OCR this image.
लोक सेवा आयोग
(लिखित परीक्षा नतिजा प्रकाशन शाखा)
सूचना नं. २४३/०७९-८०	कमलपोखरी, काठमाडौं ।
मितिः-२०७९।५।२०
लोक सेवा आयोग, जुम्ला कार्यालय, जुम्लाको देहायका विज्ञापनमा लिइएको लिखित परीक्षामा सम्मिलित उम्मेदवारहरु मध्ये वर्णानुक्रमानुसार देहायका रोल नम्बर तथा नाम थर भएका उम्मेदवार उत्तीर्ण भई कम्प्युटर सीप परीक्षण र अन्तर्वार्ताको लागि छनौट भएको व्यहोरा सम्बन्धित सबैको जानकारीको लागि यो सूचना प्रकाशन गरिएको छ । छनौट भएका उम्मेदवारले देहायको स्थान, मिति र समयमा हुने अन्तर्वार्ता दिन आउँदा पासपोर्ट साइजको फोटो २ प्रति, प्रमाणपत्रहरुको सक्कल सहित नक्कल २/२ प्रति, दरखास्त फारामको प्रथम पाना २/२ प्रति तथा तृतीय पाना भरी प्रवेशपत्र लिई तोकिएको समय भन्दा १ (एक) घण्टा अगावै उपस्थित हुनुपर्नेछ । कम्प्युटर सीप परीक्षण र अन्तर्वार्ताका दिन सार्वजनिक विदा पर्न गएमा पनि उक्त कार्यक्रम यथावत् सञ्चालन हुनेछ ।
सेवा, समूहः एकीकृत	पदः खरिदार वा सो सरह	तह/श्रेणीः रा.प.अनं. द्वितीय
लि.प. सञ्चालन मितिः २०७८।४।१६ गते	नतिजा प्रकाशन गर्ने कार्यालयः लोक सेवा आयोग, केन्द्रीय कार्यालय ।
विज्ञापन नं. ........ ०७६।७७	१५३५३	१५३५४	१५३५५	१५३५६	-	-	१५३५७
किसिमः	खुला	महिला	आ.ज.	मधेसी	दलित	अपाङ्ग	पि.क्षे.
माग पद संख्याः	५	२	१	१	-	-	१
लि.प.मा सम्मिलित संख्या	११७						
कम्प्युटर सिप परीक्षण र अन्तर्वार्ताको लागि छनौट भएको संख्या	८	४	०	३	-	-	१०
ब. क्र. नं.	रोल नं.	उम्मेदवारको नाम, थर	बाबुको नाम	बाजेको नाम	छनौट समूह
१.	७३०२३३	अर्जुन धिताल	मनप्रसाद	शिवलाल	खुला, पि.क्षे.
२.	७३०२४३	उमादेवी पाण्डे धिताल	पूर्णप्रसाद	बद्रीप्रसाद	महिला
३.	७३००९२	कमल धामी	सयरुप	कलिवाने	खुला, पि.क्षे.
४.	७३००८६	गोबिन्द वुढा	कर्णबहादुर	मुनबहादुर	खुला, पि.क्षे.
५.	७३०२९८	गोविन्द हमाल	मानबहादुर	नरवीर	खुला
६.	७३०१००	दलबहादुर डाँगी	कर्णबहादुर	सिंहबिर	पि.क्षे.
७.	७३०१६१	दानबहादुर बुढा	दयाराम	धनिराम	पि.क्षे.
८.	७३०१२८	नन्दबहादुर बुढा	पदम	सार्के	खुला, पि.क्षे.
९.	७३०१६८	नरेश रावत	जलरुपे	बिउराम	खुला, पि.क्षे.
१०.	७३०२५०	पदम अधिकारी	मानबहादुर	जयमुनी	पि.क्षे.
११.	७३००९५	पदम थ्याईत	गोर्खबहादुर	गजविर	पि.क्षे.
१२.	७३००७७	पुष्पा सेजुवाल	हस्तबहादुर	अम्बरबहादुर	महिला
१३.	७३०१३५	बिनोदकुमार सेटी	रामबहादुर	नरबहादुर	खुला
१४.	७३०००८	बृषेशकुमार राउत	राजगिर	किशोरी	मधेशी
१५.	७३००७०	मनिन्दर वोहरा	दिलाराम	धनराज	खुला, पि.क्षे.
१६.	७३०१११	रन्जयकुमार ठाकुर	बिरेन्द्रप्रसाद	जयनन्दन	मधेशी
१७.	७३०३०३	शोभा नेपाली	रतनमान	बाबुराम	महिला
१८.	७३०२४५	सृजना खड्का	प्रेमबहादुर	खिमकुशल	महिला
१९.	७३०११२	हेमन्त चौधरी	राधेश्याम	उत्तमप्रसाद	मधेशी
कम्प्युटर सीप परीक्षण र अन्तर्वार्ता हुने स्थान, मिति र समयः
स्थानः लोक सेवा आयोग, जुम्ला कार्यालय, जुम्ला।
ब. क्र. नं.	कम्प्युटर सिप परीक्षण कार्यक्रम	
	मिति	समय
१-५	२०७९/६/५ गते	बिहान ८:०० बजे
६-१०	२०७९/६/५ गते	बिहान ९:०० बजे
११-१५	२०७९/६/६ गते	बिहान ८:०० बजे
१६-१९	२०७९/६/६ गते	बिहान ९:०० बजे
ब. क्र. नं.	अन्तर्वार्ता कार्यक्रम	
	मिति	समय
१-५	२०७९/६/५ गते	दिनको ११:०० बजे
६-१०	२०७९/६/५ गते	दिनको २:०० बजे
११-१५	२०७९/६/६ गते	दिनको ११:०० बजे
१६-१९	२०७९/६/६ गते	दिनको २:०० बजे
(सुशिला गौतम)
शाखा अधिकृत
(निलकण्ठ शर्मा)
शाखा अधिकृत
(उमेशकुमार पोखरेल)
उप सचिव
....
__WRITTEN PROBLEM__:
Write out all the records above again, exactly as they stand.

__RESULT OF THIS TASK__:
OCR this image.
लोक सेवा आयोग
(लिखित परीक्षा नतिजा प्रकाशन शाखा)
सूचना नं. २४३/०७९-८०	कमलपोखरी, काठमाडौं ।
मितिः-२०७९।५।२०
लोक सेवा आयोग, जुम्ला कार्यालय, जुम्लाको देहायका विज्ञापनमा लिइएको लिखित परीक्षामा सम्मिलित उम्मेदवारहरु मध्ये वर्णानुक्रमानुसार देहायका रोल नम्बर तथा नाम थर भएका उम्मेदवार उत्तीर्ण भई कम्प्युटर सीप परीक्षण र अन्तर्वार्ताको लागि छनौट भएको व्यहोरा सम्बन्धित सबैको जानकारीको लागि यो सूचना प्रकाशन गरिएको छ । छनौट भएका उम्मेदवारले देहायको स्थान, मिति र समयमा हुने अन्तर्वार्ता दिन आउँदा पासपोर्ट साइजको फोटो २ प्रति, प्रमाणपत्रहरुको सक्कल सहित नक्कल २/२ प्रति, दरखास्त फारामको प्रथम पाना २/२ प्रति तथा तृतीय पाना भरी प्रवेशपत्र लिई तोकिएको समय भन्दा १ (एक) घण्टा अगावै उपस्थित हुनुपर्नेछ । कम्प्युटर सीप परीक्षण र अन्तर्वार्ताका दिन सार्वजनिक विदा पर्न गएमा पनि उक्त कार्यक्रम यथावत् सञ्चालन हुनेछ ।
सेवा, समूहः एकीकृत	पदः खरिदार वा सो सरह	तह/श्रेणीः रा.प.अनं. द्वितीय
लि.प. सञ्चालन मितिः २०७८।४।१६ गते	नतिजा प्रकाशन गर्ने कार्यालयः लोक सेवा आयोग, केन्द्रीय कार्यालय ।
विज्ञापन नं. ........ ०७६।७७	१५३५३	१५३५४	१५३५५	१५३५६	-	-	१५३५७
किसिमः	खुला	महिला	आ.ज.	मधेसी	दलित	अपाङ्ग	पि.क्षे.
माग पद संख्याः	५	२	१	१	-	-	१
लि.प.मा सम्मिलित संख्या	११७						
कम्प्युटर सिप परीक्षण र अन्तर्वार्ताको लागि छनौट भएको संख्या	८	४	०	३	-	-	१०
ब. क्र. नं.	रोल नं.	उम्मेदवारको नाम, थर	बाबुको नाम	बाजेको नाम	छनौट समूह
१.	७३०२३३	अर्जुन धिताल	मनप्रसाद	शिवलाल	खुला, पि.क्षे.
२.	७३०२४३	उमादेवी पाण्डे धिताल	पूर्णप्रसाद	बद्रीप्रसाद	महिला
३.	७३००९२	कमल धामी	सयरुप	कलिवाने	खुला, पि.क्षे.
४.	७३००८६	गोबिन्द वुढा	कर्णबहादुर	मुनबहादुर	खुला, पि.क्षे.
५.	७३०२९८	गोविन्द हमाल	मानबहादुर	नरवीर	खुला
६.	७३०१००	दलबहादुर डाँगी	कर्णबहादुर	सिंहबिर	पि.क्षे.
७.	७३०१६१	दानबहादुर बुढा	दयाराम	धनिराम	पि.क्षे.
८.	७३०१२८	नन्दबहादुर बुढा	पदम	सार्के	खुला, पि.क्षे.
९.	७३०१६८	नरेश रावत	जलरुपे	बिउराम	खुला, पि.क्षे.
१०.	७३०२५०	पदम अधिकारी	मानबहादुर	जयमुनी	पि.क्षे.
११.	७३००९५	पदम थ्याईत	गोर्खबहादुर	गजविर	पि.क्षे.
१२.	७३००७७	पुष्पा सेजुवाल	हस्तबहादुर	अम्बरबहादुर	महिला
१३.	७३०१३५	बिनोदकुमार सेटी	रामबहादुर	नरबहादुर	खुला
१४.	७३०००८	बृषेशकुमार राउत	राजगिर	किशोरी	मधेशी
१५.	७३००७०	मनिन्दर वोहरा	दिलाराम	धनराज	खुला, पि.क्षे.
१६.	७३०१११	रन्जयकुमार ठाकुर	बिरेन्द्रप्रसाद	जयनन्दन	मधेशी
१७.	७३०३०३	शोभा नेपाली	रतनमान	बाबुराम	महिला
१८.	७३०२४५	सृजना खड्का	प्रेमबहादुर	खिमकुशल	महिला
१९.	७३०११२	हेमन्त चौधरी	राधेश्याम	उत्तमप्रसाद	मधेशी
कम्प्युटर सीप परीक्षण र अन्तर्वार्ता हुने स्थान, मिति र समयः
स्थानः लोक सेवा आयोग, जुम्ला कार्यालय, जुम्ला।
ब. क्र. नं.	कम्प्युटर सिप परीक्षण कार्यक्रम	
	मिति	समय
१-५	२०७९/६/५ गते	बिहान ८:०० बजे
६-१०	२०७९/६/५ गते	बिहान ९:०० बजे
११-१५	२०७९/६/६ गते	बिहान ८:०० बजे
१६-१९	२०७९/६/६ गते	बिहान ९:०० बजे
ब. क्र. नं.	अन्तर्वार्ता कार्यक्रम	
	मिति	समय
१-५	२०७९/६/५ गते	दिनको ११:०० बजे
६-१०	२०७९/६/५ गते	दिनको २:०० बजे
११-१५	२०७९/६/६ गते	दिनको ११:०० बजे
१६-१९	२०७९/६/६ गते	दिनको २:०० बजे
(सुशिला गौतम)
शाखा अधिकृत
(निलकण्ठ शर्मा)
शाखा अधिकृत
(उमेशकुमार पोखरेल)
उप सचिव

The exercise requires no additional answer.